Page =

October 19th, 2007     by Thea Lim     Comments

I have been meaning to link to this excellent article by Rebecca Traister at for months: Women are the new men on TV.

Traister runs through more than 5 new TV shows for this fall, and they all seem to have the same basic bizarre premise: in this “post-feminist” age (please draw your attention to quotation marks, if you look closely you will notice they are dripping with sarcasm), women have all the financial and emotional power, and men either have to do what their women want, or hit the road. In Traister’s words:

Welcome to the new world on television, where the women are strong, and the men are cavemen…all [of this fall’s shows] seem to be expressing an anxiety about what on earth is going to happen to American men now that their women are not simply competing at work, sex, friendship, money and politics, but sometimes winning.

If you read the whole article, the number of storylines Traister finds that contain a successful woman and an emasculated man is shocking.

You’d think that a fall line-up filled with sisters doing it for themselves would be a good thing. After all Catherine’s already talked about the dismal state of women in film today, compared to what once was. So what’s my beef?

These storylines seem to be perpetuating a pretty sick falsehood - one, that women have all the power, and two, that reality for men in a world where women are on equal footing is a terrible place.

I’ve had more than a few frustrating disagreements with people who tell me that women have everything men have these days, and feminism is a waste of time. The fact is that on average women in North America still make 79 cents to every dollar that men make. That’s an old, tired stat, but it seems like not enough of us know it.

Ironically, the storylines of Fall’s TV line-up seem to bring home the fact that women still have less power than men at the same time as they claim the opposite: Traister details the many male characters who leave their more successful female partners, or throw tantrums, or are just generally portrayed as weenies in terrible situations, because their women have more money. If our reality truly was one where women had as much power as men, a TV show about a strong woman wouldn’t be populated with deeply bitter men, who are portrayed as being justified in their bitterness.

What Fall’s TV line-up portrays is not so much reality as much as a cautionary tale for men. It’s saying: “This is what your life will be like if the women in your life have more power than you. Stop them, and stop them now.”

Back to Traister:

[Fall TV’s men] can’t just be normal nice guys who are no longer entirely in control, who do childcare or play a subordinate role at work but who do so in a way that is still sexy, still powerful, instead of in a way that is marked as submissive, beaten down or pansy-assed. Nope, they must be buffoons, caricatures, dopes or just angry, neutered bastards.

Supplied data =
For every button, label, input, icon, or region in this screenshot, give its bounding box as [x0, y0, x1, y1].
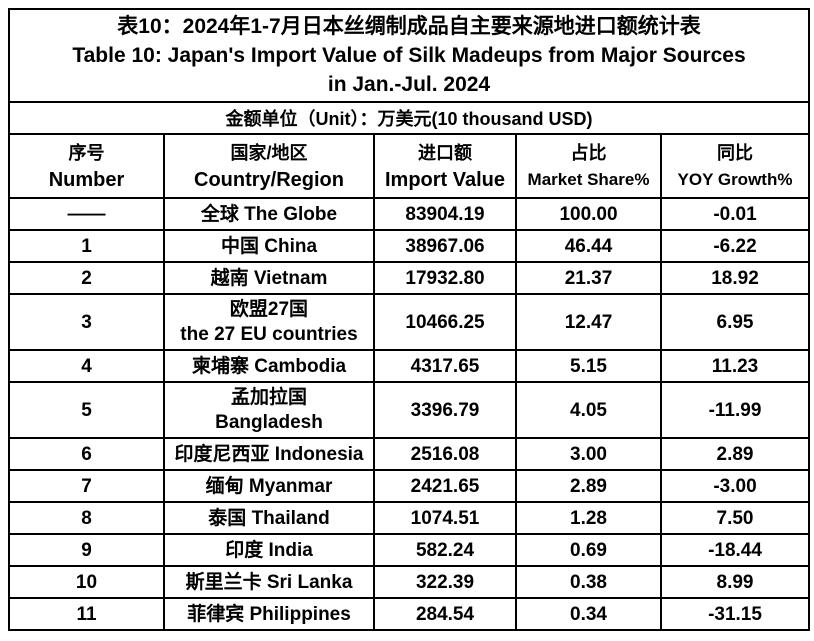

Requirement 1 =
Answer each of these from the post on fall TV:
(a) Who wrote the article that the post links to?
(b) On average, how many cents do women in North America make for every dollar that men make?
(c) Who had already talked about the dismal state of women in film?
Requirement 2 = The post on fall TV quotes a passage about what women are competing at. List every area named there.
Requirement 3 = Reproduce the post on fall TV, everything from "These storylines seem" down to "us know it.", substituting "myth" for "falsehood".
Answer using only the post on fall TV.

Full solution 1 =
(a) Rebecca Traister
(b) 79 cents
(c) Catherine

Full solution 2 = work, sex, friendship, money, politics

Full solution 3 =
These storylines seem to be perpetuating a pretty sick myth - one, that women have all the power, and two, that reality for men in a world where women are on equal footing is a terrible place.

I’ve had more than a few frustrating disagreements with people who tell me that women have everything men have these days, and feminism is a waste of time. The fact is that on average women in North America still make 79 cents to every dollar that men make. That’s an old, tired stat, but it seems like not enough of us know it.